-- Exercise description --
Please reproduce the listing below with every "separator" swapped for "divider", keeping everything else the same.

-- Data provided --
— START —

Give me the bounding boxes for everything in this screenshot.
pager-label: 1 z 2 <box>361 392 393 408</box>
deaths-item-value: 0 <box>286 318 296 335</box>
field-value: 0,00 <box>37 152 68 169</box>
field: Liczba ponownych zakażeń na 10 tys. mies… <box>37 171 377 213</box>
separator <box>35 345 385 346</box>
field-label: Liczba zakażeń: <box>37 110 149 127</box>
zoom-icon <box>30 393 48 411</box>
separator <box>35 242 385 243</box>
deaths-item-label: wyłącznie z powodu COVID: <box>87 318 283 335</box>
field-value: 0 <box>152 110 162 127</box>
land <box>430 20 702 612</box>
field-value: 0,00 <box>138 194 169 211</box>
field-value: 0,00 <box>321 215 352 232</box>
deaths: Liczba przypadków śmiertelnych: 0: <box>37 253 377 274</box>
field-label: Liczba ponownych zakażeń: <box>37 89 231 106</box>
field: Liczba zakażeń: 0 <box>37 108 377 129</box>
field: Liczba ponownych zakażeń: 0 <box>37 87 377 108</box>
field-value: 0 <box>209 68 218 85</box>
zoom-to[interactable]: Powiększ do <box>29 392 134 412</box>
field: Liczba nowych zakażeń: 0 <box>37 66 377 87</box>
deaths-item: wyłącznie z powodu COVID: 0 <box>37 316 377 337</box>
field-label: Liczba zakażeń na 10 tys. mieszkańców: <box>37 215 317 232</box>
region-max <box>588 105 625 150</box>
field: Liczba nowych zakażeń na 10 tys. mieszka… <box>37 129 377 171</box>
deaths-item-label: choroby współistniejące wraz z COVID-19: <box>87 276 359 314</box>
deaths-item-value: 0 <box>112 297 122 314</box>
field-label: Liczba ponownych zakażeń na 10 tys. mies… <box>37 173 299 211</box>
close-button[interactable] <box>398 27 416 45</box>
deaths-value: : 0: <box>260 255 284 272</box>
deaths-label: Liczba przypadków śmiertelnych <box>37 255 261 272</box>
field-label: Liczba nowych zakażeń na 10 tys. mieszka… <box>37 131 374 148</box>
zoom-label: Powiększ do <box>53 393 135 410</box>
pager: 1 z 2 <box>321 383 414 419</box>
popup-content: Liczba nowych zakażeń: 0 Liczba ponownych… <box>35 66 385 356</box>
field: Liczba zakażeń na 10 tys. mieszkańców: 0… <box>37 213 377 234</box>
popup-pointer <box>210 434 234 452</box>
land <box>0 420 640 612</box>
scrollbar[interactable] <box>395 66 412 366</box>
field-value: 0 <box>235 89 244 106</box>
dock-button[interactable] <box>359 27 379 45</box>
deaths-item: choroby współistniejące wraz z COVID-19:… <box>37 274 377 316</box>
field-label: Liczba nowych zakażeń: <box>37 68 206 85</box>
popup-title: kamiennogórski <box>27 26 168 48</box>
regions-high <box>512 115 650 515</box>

— END —

-- Output --
Give me the bounding boxes for everything in this screenshot.
pager-label: 1 z 2 <box>361 392 393 408</box>
deaths-item-value: 0 <box>286 318 296 335</box>
field-value: 0,00 <box>37 152 68 169</box>
field: Liczba ponownych zakażeń na 10 tys. mies… <box>37 171 377 213</box>
divider <box>35 345 385 346</box>
field-label: Liczba zakażeń: <box>37 110 149 127</box>
zoom-icon <box>30 393 48 411</box>
divider <box>35 242 385 243</box>
deaths-item-label: wyłącznie z powodu COVID: <box>87 318 283 335</box>
field-value: 0 <box>152 110 162 127</box>
land <box>430 20 702 612</box>
field-value: 0,00 <box>138 194 169 211</box>
field-value: 0,00 <box>321 215 352 232</box>
deaths: Liczba przypadków śmiertelnych: 0: <box>37 253 377 274</box>
field-label: Liczba ponownych zakażeń: <box>37 89 231 106</box>
field: Liczba zakażeń: 0 <box>37 108 377 129</box>
field: Liczba ponownych zakażeń: 0 <box>37 87 377 108</box>
field-value: 0 <box>209 68 218 85</box>
zoom-to[interactable]: Powiększ do <box>29 392 134 412</box>
field: Liczba nowych zakażeń: 0 <box>37 66 377 87</box>
deaths-item: wyłącznie z powodu COVID: 0 <box>37 316 377 337</box>
field-label: Liczba zakażeń na 10 tys. mieszkańców: <box>37 215 317 232</box>
region-max <box>588 105 625 150</box>
field: Liczba nowych zakażeń na 10 tys. mieszka… <box>37 129 377 171</box>
deaths-item-label: choroby współistniejące wraz z COVID-19: <box>87 276 359 314</box>
deaths-item-value: 0 <box>112 297 122 314</box>
field-label: Liczba ponownych zakażeń na 10 tys. mies… <box>37 173 299 211</box>
close-button[interactable] <box>398 27 416 45</box>
deaths-value: : 0: <box>260 255 284 272</box>
deaths-label: Liczba przypadków śmiertelnych <box>37 255 261 272</box>
field-label: Liczba nowych zakażeń na 10 tys. mieszka… <box>37 131 374 148</box>
zoom-label: Powiększ do <box>53 393 135 410</box>
pager: 1 z 2 <box>321 383 414 419</box>
popup-content: Liczba nowych zakażeń: 0 Liczba ponownych… <box>35 66 385 356</box>
field: Liczba zakażeń na 10 tys. mieszkańców: 0… <box>37 213 377 234</box>
popup-pointer <box>210 434 234 452</box>
land <box>0 420 640 612</box>
scrollbar[interactable] <box>395 66 412 366</box>
field-value: 0 <box>235 89 244 106</box>
dock-button[interactable] <box>359 27 379 45</box>
deaths-item: choroby współistniejące wraz z COVID-19:… <box>37 274 377 316</box>
field-label: Liczba nowych zakażeń: <box>37 68 206 85</box>
popup-title: kamiennogórski <box>27 26 168 48</box>
regions-high <box>512 115 650 515</box>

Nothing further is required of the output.